Written request
Leave out the pictures and transcribe the rest of the records exactly.

## Start Available data

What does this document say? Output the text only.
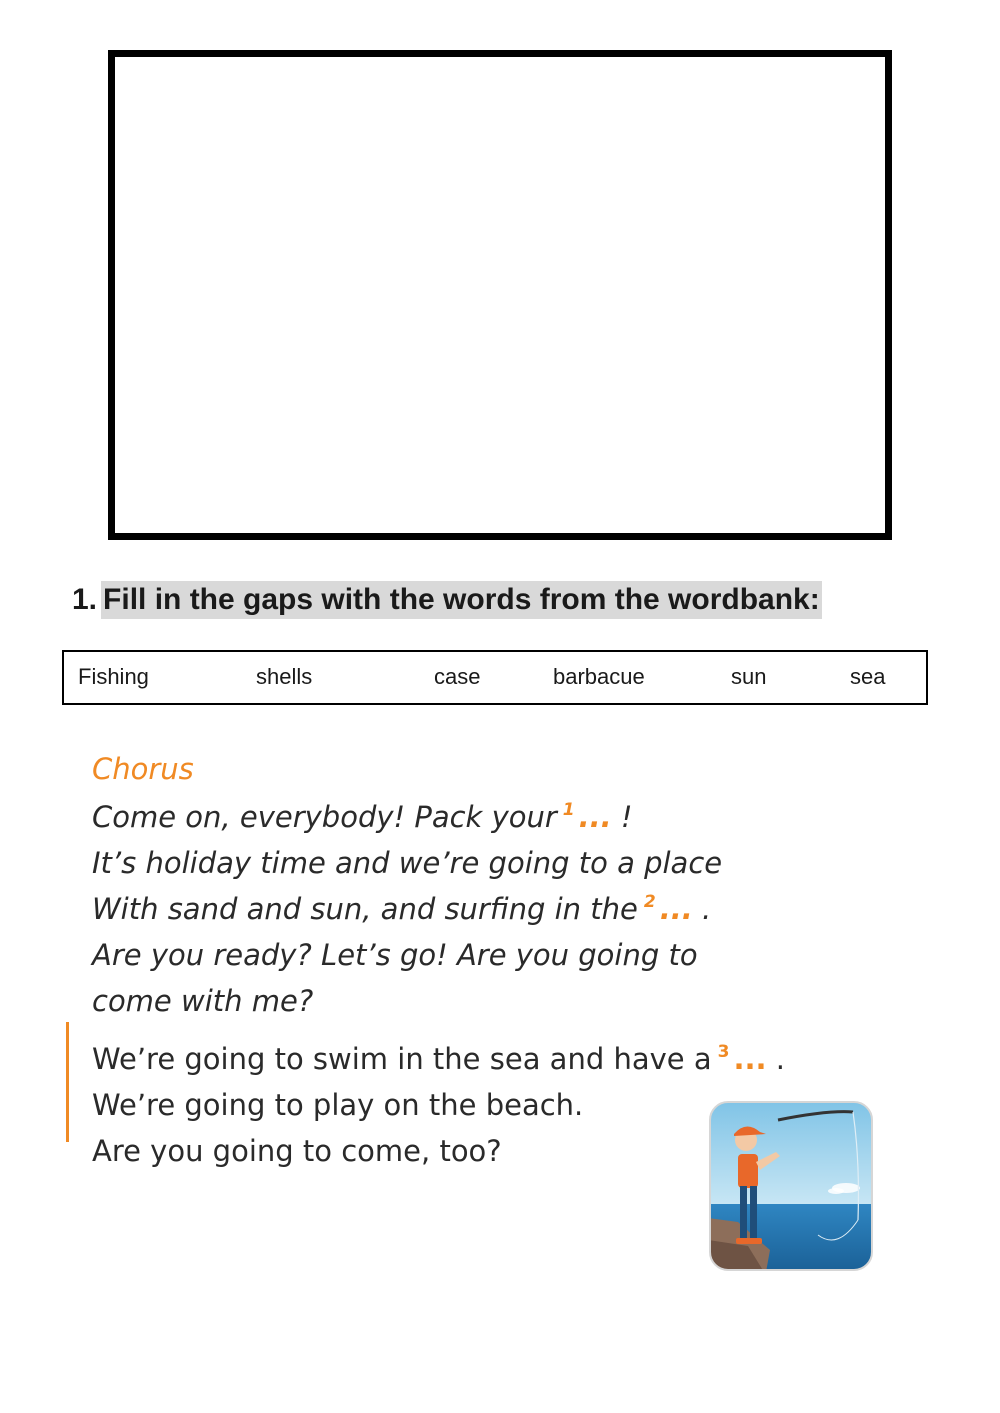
1. Fill in the gaps with the words from the wordbank:
Fishing	shells	case	barbacue	sun	sea
Chorus
Come on, everybody! Pack your $^1$ ... !
It’s holiday time and we’re going to a place
With sand and sun, and surfing in the $^2$ ... .
Are you ready? Let’s go! Are you going to
come with me?
We’re going to swim in the sea and have a $^3$ ... .
We’re going to play on the beach.
Are you going to come, too?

## End Available data

Final answer
What does this document say? Output the text only.
1. Fill in the gaps with the words from the wordbank:
Fishing	shells	case	barbacue	sun	sea
Chorus
Come on, everybody! Pack your $^1$ ... !
It’s holiday time and we’re going to a place
With sand and sun, and surfing in the $^2$ ... .
Are you ready? Let’s go! Are you going to
come with me?
We’re going to swim in the sea and have a $^3$ ... .
We’re going to play on the beach.
Are you going to come, too?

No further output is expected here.